Task description: Restate the data word for word and leave the images out.

Provided material:
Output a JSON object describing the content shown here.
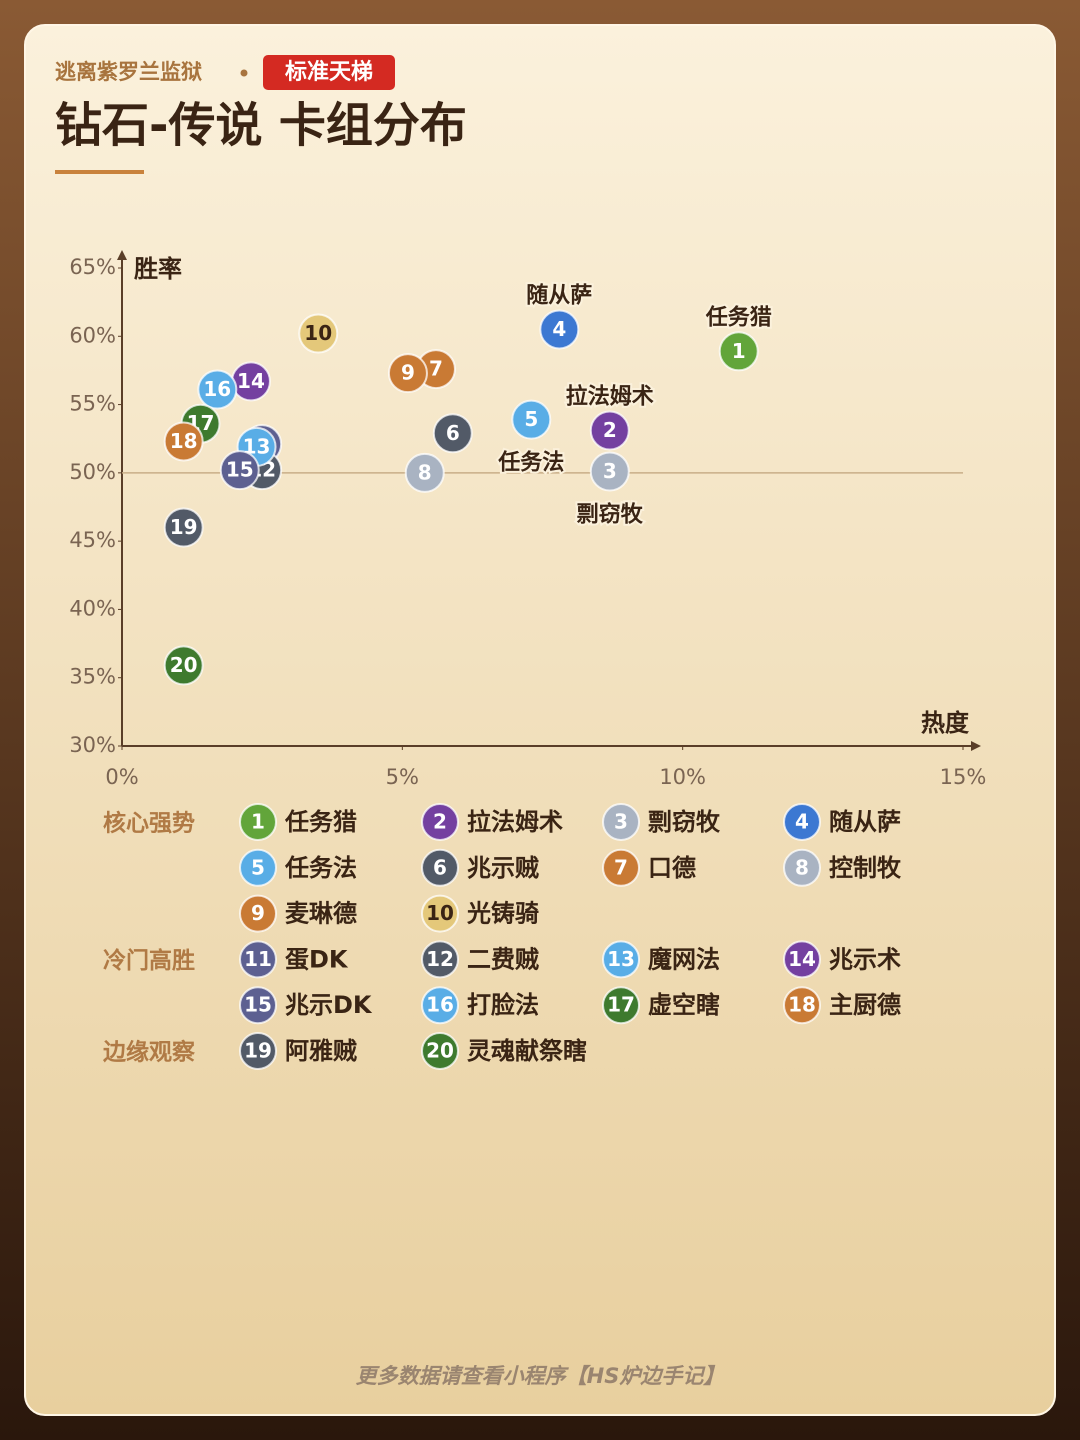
{
  "header": {
    "subtitle": "逃离紫罗兰监狱",
    "badge": "标准天梯",
    "title": "钻石-传说 卡组分布"
  },
  "footer": "更多数据请查看小程序【HS炉边手记】",
  "chart_data": {
    "type": "scatter",
    "xlabel": "热度",
    "ylabel": "胜率",
    "xlim": [
      0,
      15
    ],
    "ylim": [
      30,
      65
    ],
    "xticks": [
      {
        "value": 0,
        "label": "0%"
      },
      {
        "value": 5,
        "label": "5%"
      },
      {
        "value": 10,
        "label": "10%"
      },
      {
        "value": 15,
        "label": "15%"
      }
    ],
    "yticks": [
      {
        "value": 30,
        "label": "30%"
      },
      {
        "value": 35,
        "label": "35%"
      },
      {
        "value": 40,
        "label": "40%"
      },
      {
        "value": 45,
        "label": "45%"
      },
      {
        "value": 50,
        "label": "50%"
      },
      {
        "value": 55,
        "label": "55%"
      },
      {
        "value": 60,
        "label": "60%"
      },
      {
        "value": 65,
        "label": "65%"
      }
    ],
    "reference_line": 50,
    "groups": [
      {
        "name": "核心强势",
        "points": [
          {
            "id": 1,
            "name": "任务猎",
            "color": "#62a53a",
            "x": 11.0,
            "y": 58.9,
            "annotate": "above"
          },
          {
            "id": 2,
            "name": "拉法姆术",
            "color": "#7440a0",
            "x": 8.7,
            "y": 53.1,
            "annotate": "above"
          },
          {
            "id": 3,
            "name": "剽窃牧",
            "color": "#a9b3c2",
            "x": 8.7,
            "y": 50.1,
            "annotate": "below"
          },
          {
            "id": 4,
            "name": "随从萨",
            "color": "#3c78d2",
            "x": 7.8,
            "y": 60.5,
            "annotate": "above"
          },
          {
            "id": 5,
            "name": "任务法",
            "color": "#59ade6",
            "x": 7.3,
            "y": 53.9,
            "annotate": "below"
          },
          {
            "id": 6,
            "name": "兆示贼",
            "color": "#525a67",
            "x": 5.9,
            "y": 52.9
          },
          {
            "id": 7,
            "name": "口德",
            "color": "#c97a34",
            "x": 5.6,
            "y": 57.6
          },
          {
            "id": 8,
            "name": "控制牧",
            "color": "#a9b3c2",
            "x": 5.4,
            "y": 50.0
          },
          {
            "id": 9,
            "name": "麦琳德",
            "color": "#c97a34",
            "x": 5.1,
            "y": 57.3
          },
          {
            "id": 10,
            "name": "光铸骑",
            "color": "#e4c87a",
            "x": 3.5,
            "y": 60.2
          }
        ]
      },
      {
        "name": "冷门高胜",
        "points": [
          {
            "id": 11,
            "name": "蛋DK",
            "color": "#5d6091",
            "x": 2.5,
            "y": 52.1
          },
          {
            "id": 12,
            "name": "二费贼",
            "color": "#525a67",
            "x": 2.5,
            "y": 50.2
          },
          {
            "id": 13,
            "name": "魔网法",
            "color": "#59ade6",
            "x": 2.4,
            "y": 51.9
          },
          {
            "id": 14,
            "name": "兆示术",
            "color": "#7440a0",
            "x": 2.3,
            "y": 56.7
          },
          {
            "id": 15,
            "name": "兆示DK",
            "color": "#5d6091",
            "x": 2.1,
            "y": 50.2
          },
          {
            "id": 16,
            "name": "打脸法",
            "color": "#59ade6",
            "x": 1.7,
            "y": 56.1
          },
          {
            "id": 17,
            "name": "虚空瞎",
            "color": "#3e7a2e",
            "x": 1.4,
            "y": 53.6
          },
          {
            "id": 18,
            "name": "主厨德",
            "color": "#c97a34",
            "x": 1.1,
            "y": 52.3
          }
        ]
      },
      {
        "name": "边缘观察",
        "points": [
          {
            "id": 19,
            "name": "阿雅贼",
            "color": "#525a67",
            "x": 1.1,
            "y": 46.0
          },
          {
            "id": 20,
            "name": "灵魂献祭瞎",
            "color": "#3e7a2e",
            "x": 1.1,
            "y": 35.9
          }
        ]
      }
    ]
  }
}
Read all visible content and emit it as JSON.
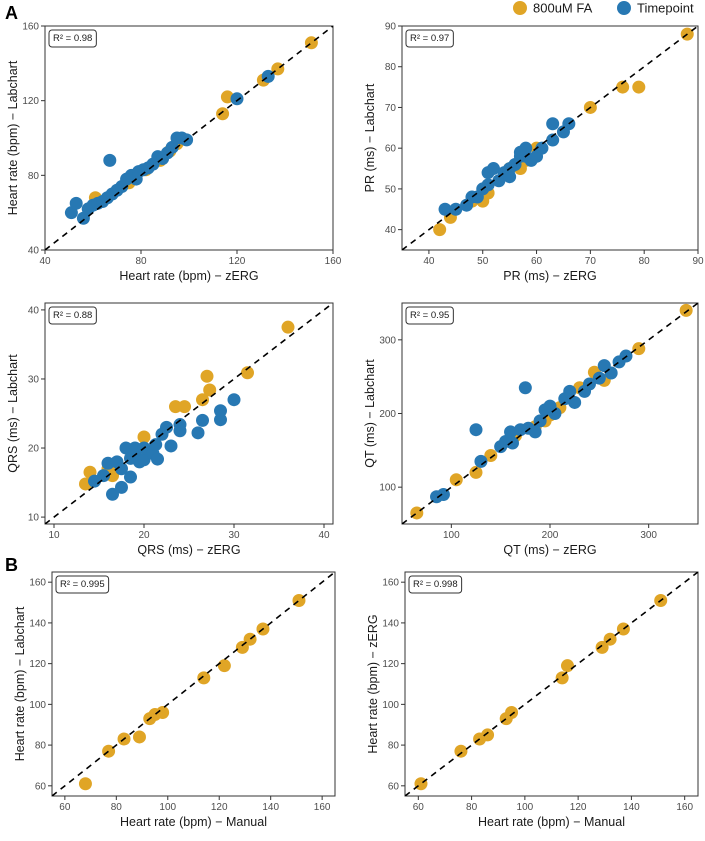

Output:
Output a JSON object describing the content shown here.
{
  "header": {
    "subtitle": "逃离紫罗兰监狱",
    "badge": "标准天梯",
    "title": "钻石-传说 卡组分布"
  },
  "footer": "更多数据请查看小程序【HS炉边手记】",
  "chart_data": {
    "type": "scatter",
    "xlabel": "热度",
    "ylabel": "胜率",
    "xlim": [
      0,
      15
    ],
    "ylim": [
      30,
      65
    ],
    "xticks": [
      {
        "value": 0,
        "label": "0%"
      },
      {
        "value": 5,
        "label": "5%"
      },
      {
        "value": 10,
        "label": "10%"
      },
      {
        "value": 15,
        "label": "15%"
      }
    ],
    "yticks": [
      {
        "value": 30,
        "label": "30%"
      },
      {
        "value": 35,
        "label": "35%"
      },
      {
        "value": 40,
        "label": "40%"
      },
      {
        "value": 45,
        "label": "45%"
      },
      {
        "value": 50,
        "label": "50%"
      },
      {
        "value": 55,
        "label": "55%"
      },
      {
        "value": 60,
        "label": "60%"
      },
      {
        "value": 65,
        "label": "65%"
      }
    ],
    "reference_line": 50,
    "groups": [
      {
        "name": "核心强势",
        "points": [
          {
            "id": 1,
            "name": "任务猎",
            "color": "#62a53a",
            "x": 11.0,
            "y": 58.9,
            "annotate": "above"
          },
          {
            "id": 2,
            "name": "拉法姆术",
            "color": "#7440a0",
            "x": 8.7,
            "y": 53.1,
            "annotate": "above"
          },
          {
            "id": 3,
            "name": "剽窃牧",
            "color": "#a9b3c2",
            "x": 8.7,
            "y": 50.1,
            "annotate": "below"
          },
          {
            "id": 4,
            "name": "随从萨",
            "color": "#3c78d2",
            "x": 7.8,
            "y": 60.5,
            "annotate": "above"
          },
          {
            "id": 5,
            "name": "任务法",
            "color": "#59ade6",
            "x": 7.3,
            "y": 53.9,
            "annotate": "below"
          },
          {
            "id": 6,
            "name": "兆示贼",
            "color": "#525a67",
            "x": 5.9,
            "y": 52.9
          },
          {
            "id": 7,
            "name": "口德",
            "color": "#c97a34",
            "x": 5.6,
            "y": 57.6
          },
          {
            "id": 8,
            "name": "控制牧",
            "color": "#a9b3c2",
            "x": 5.4,
            "y": 50.0
          },
          {
            "id": 9,
            "name": "麦琳德",
            "color": "#c97a34",
            "x": 5.1,
            "y": 57.3
          },
          {
            "id": 10,
            "name": "光铸骑",
            "color": "#e4c87a",
            "x": 3.5,
            "y": 60.2
          }
        ]
      },
      {
        "name": "冷门高胜",
        "points": [
          {
            "id": 11,
            "name": "蛋DK",
            "color": "#5d6091",
            "x": 2.5,
            "y": 52.1
          },
          {
            "id": 12,
            "name": "二费贼",
            "color": "#525a67",
            "x": 2.5,
            "y": 50.2
          },
          {
            "id": 13,
            "name": "魔网法",
            "color": "#59ade6",
            "x": 2.4,
            "y": 51.9
          },
          {
            "id": 14,
            "name": "兆示术",
            "color": "#7440a0",
            "x": 2.3,
            "y": 56.7
          },
          {
            "id": 15,
            "name": "兆示DK",
            "color": "#5d6091",
            "x": 2.1,
            "y": 50.2
          },
          {
            "id": 16,
            "name": "打脸法",
            "color": "#59ade6",
            "x": 1.7,
            "y": 56.1
          },
          {
            "id": 17,
            "name": "虚空瞎",
            "color": "#3e7a2e",
            "x": 1.4,
            "y": 53.6
          },
          {
            "id": 18,
            "name": "主厨德",
            "color": "#c97a34",
            "x": 1.1,
            "y": 52.3
          }
        ]
      },
      {
        "name": "边缘观察",
        "points": [
          {
            "id": 19,
            "name": "阿雅贼",
            "color": "#525a67",
            "x": 1.1,
            "y": 46.0
          },
          {
            "id": 20,
            "name": "灵魂献祭瞎",
            "color": "#3e7a2e",
            "x": 1.1,
            "y": 35.9
          }
        ]
      }
    ]
  }
}
Read all visible content and emit it as JSON.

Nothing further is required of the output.